### GIVEN TASK
Write out the data below in full, unchanged, minus the images.

::: DATASET ROWS

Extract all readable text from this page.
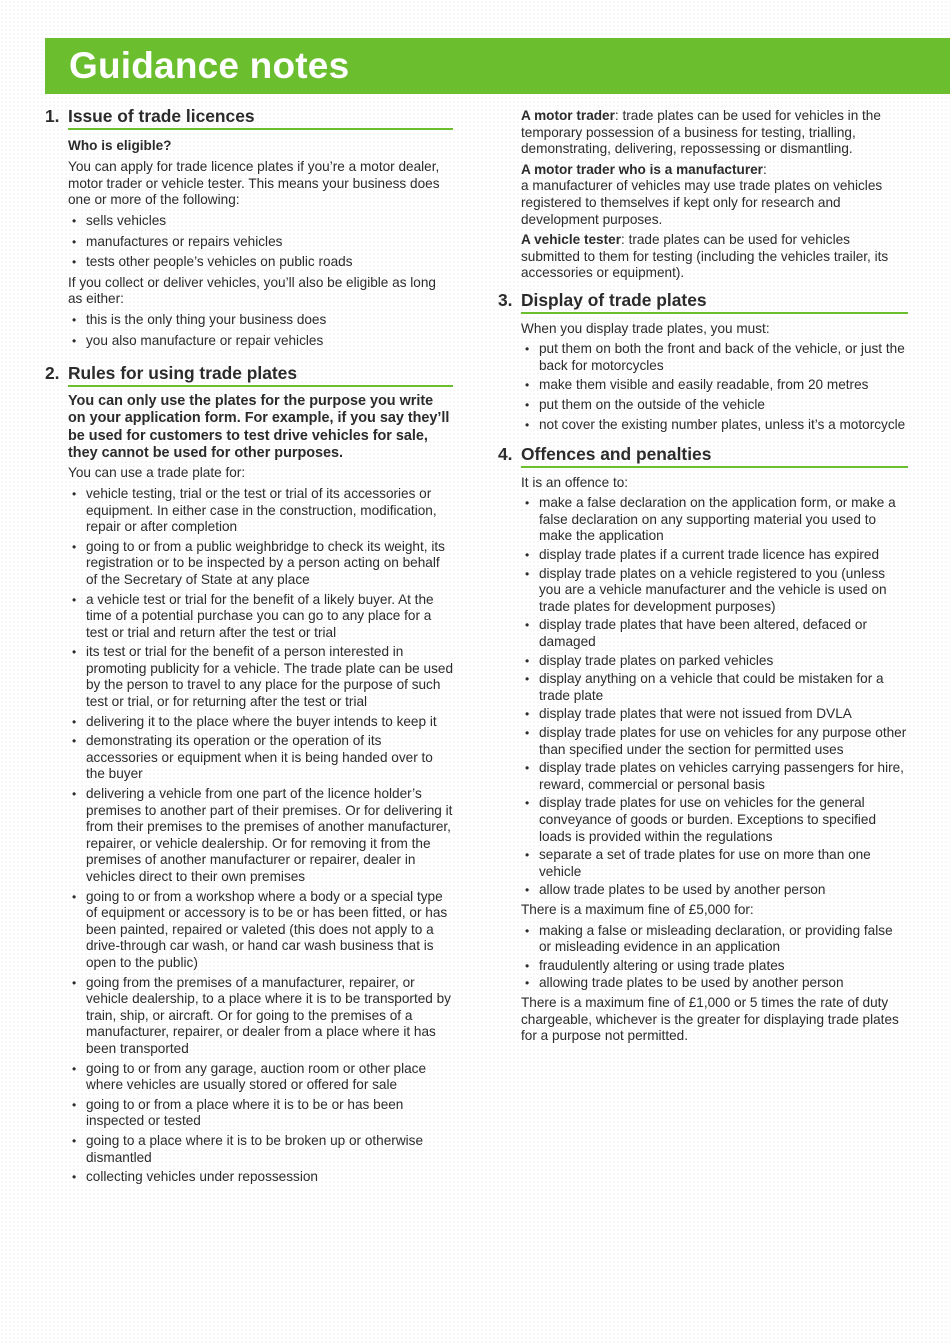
Guidance notes
1. Issue of trade licences

Who is eligible?

You can apply for trade licence plates if you’re a motor dealer, motor trader or vehicle tester. This means your business does one or more of the following:

• sells vehicles
• manufactures or repairs vehicles
• tests other people’s vehicles on public roads

If you collect or deliver vehicles, you’ll also be eligible as long as either:

• this is the only thing your business does
• you also manufacture or repair vehicles
2. Rules for using trade plates

You can only use the plates for the purpose you write on your application form. For example, if you say they’ll be used for customers to test drive vehicles for sale, they cannot be used for other purposes.

You can use a trade plate for:

• vehicle testing, trial or the test or trial of its accessories or equipment. In either case in the construction, modification, repair or after completion
• going to or from a public weighbridge to check its weight, its registration or to be inspected by a person acting on behalf of the Secretary of State at any place
• a vehicle test or trial for the benefit of a likely buyer. At the time of a potential purchase you can go to any place for a test or trial and return after the test or trial
• its test or trial for the benefit of a person interested in promoting publicity for a vehicle. The trade plate can be used by the person to travel to any place for the purpose of such test or trial, or for returning after the test or trial
• delivering it to the place where the buyer intends to keep it
• demonstrating its operation or the operation of its accessories or equipment when it is being handed over to the buyer
• delivering a vehicle from one part of the licence holder’s premises to another part of their premises. Or for delivering it from their premises to the premises of another manufacturer, repairer, or vehicle dealership. Or for removing it from the premises of another manufacturer or repairer, dealer in vehicles direct to their own premises
• going to or from a workshop where a body or a special type of equipment or accessory is to be or has been fitted, or has been painted, repaired or valeted (this does not apply to a drive-through car wash, or hand car wash business that is open to the public)
• going from the premises of a manufacturer, repairer, or vehicle dealership, to a place where it is to be transported by train, ship, or aircraft. Or for going to the premises of a manufacturer, repairer, or dealer from a place where it has been transported
• going to or from any garage, auction room or other place where vehicles are usually stored or offered for sale
• going to or from a place where it is to be or has been inspected or tested
• going to a place where it is to be broken up or otherwise dismantled
• collecting vehicles under repossession

A motor trader: trade plates can be used for vehicles in the temporary possession of a business for testing, trialling, demonstrating, delivering, repossessing or dismantling.

A motor trader who is a manufacturer:
a manufacturer of vehicles may use trade plates on vehicles registered to themselves if kept only for research and development purposes.

A vehicle tester: trade plates can be used for vehicles submitted to them for testing (including the vehicles trailer, its accessories or equipment).

3. Display of trade plates

When you display trade plates, you must:

• put them on both the front and back of the vehicle, or just the back for motorcycles
• make them visible and easily readable, from 20 metres
• put them on the outside of the vehicle
• not cover the existing number plates, unless it’s a motorcycle
4. Offences and penalties

It is an offence to:

• make a false declaration on the application form, or make a false declaration on any supporting material you used to make the application
• display trade plates if a current trade licence has expired
• display trade plates on a vehicle registered to you (unless you are a vehicle manufacturer and the vehicle is used on trade plates for development purposes)
• display trade plates that have been altered, defaced or damaged
• display trade plates on parked vehicles
• display anything on a vehicle that could be mistaken for a trade plate
• display trade plates that were not issued from DVLA
• display trade plates for use on vehicles for any purpose other than specified under the section for permitted uses
• display trade plates on vehicles carrying passengers for hire, reward, commercial or personal basis
• display trade plates for use on vehicles for the general conveyance of goods or burden. Exceptions to specified loads is provided within the regulations
• separate a set of trade plates for use on more than one vehicle
• allow trade plates to be used by another person

There is a maximum fine of £5,000 for:

• making a false or misleading declaration, or providing false or misleading evidence in an application
• fraudulently altering or using trade plates
• allowing trade plates to be used by another person

There is a maximum fine of £1,000 or 5 times the rate of duty chargeable, whichever is the greater for displaying trade plates for a purpose not permitted.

::::::

### SOLUTION FOR THIS PROBLEM
Extract all readable text from this page.
Guidance notes
1. Issue of trade licences

Who is eligible?

You can apply for trade licence plates if you’re a motor dealer, motor trader or vehicle tester. This means your business does one or more of the following:

• sells vehicles
• manufactures or repairs vehicles
• tests other people’s vehicles on public roads

If you collect or deliver vehicles, you’ll also be eligible as long as either:

• this is the only thing your business does
• you also manufacture or repair vehicles
2. Rules for using trade plates

You can only use the plates for the purpose you write on your application form. For example, if you say they’ll be used for customers to test drive vehicles for sale, they cannot be used for other purposes.

You can use a trade plate for:

• vehicle testing, trial or the test or trial of its accessories or equipment. In either case in the construction, modification, repair or after completion
• going to or from a public weighbridge to check its weight, its registration or to be inspected by a person acting on behalf of the Secretary of State at any place
• a vehicle test or trial for the benefit of a likely buyer. At the time of a potential purchase you can go to any place for a test or trial and return after the test or trial
• its test or trial for the benefit of a person interested in promoting publicity for a vehicle. The trade plate can be used by the person to travel to any place for the purpose of such test or trial, or for returning after the test or trial
• delivering it to the place where the buyer intends to keep it
• demonstrating its operation or the operation of its accessories or equipment when it is being handed over to the buyer
• delivering a vehicle from one part of the licence holder’s premises to another part of their premises. Or for delivering it from their premises to the premises of another manufacturer, repairer, or vehicle dealership. Or for removing it from the premises of another manufacturer or repairer, dealer in vehicles direct to their own premises
• going to or from a workshop where a body or a special type of equipment or accessory is to be or has been fitted, or has been painted, repaired or valeted (this does not apply to a drive-through car wash, or hand car wash business that is open to the public)
• going from the premises of a manufacturer, repairer, or vehicle dealership, to a place where it is to be transported by train, ship, or aircraft. Or for going to the premises of a manufacturer, repairer, or dealer from a place where it has been transported
• going to or from any garage, auction room or other place where vehicles are usually stored or offered for sale
• going to or from a place where it is to be or has been inspected or tested
• going to a place where it is to be broken up or otherwise dismantled
• collecting vehicles under repossession

A motor trader: trade plates can be used for vehicles in the temporary possession of a business for testing, trialling, demonstrating, delivering, repossessing or dismantling.

A motor trader who is a manufacturer:
a manufacturer of vehicles may use trade plates on vehicles registered to themselves if kept only for research and development purposes.

A vehicle tester: trade plates can be used for vehicles submitted to them for testing (including the vehicles trailer, its accessories or equipment).

3. Display of trade plates

When you display trade plates, you must:

• put them on both the front and back of the vehicle, or just the back for motorcycles
• make them visible and easily readable, from 20 metres
• put them on the outside of the vehicle
• not cover the existing number plates, unless it’s a motorcycle
4. Offences and penalties

It is an offence to:

• make a false declaration on the application form, or make a false declaration on any supporting material you used to make the application
• display trade plates if a current trade licence has expired
• display trade plates on a vehicle registered to you (unless you are a vehicle manufacturer and the vehicle is used on trade plates for development purposes)
• display trade plates that have been altered, defaced or damaged
• display trade plates on parked vehicles
• display anything on a vehicle that could be mistaken for a trade plate
• display trade plates that were not issued from DVLA
• display trade plates for use on vehicles for any purpose other than specified under the section for permitted uses
• display trade plates on vehicles carrying passengers for hire, reward, commercial or personal basis
• display trade plates for use on vehicles for the general conveyance of goods or burden. Exceptions to specified loads is provided within the regulations
• separate a set of trade plates for use on more than one vehicle
• allow trade plates to be used by another person

There is a maximum fine of £5,000 for:

• making a false or misleading declaration, or providing false or misleading evidence in an application
• fraudulently altering or using trade plates
• allowing trade plates to be used by another person

There is a maximum fine of £1,000 or 5 times the rate of duty chargeable, whichever is the greater for displaying trade plates for a purpose not permitted.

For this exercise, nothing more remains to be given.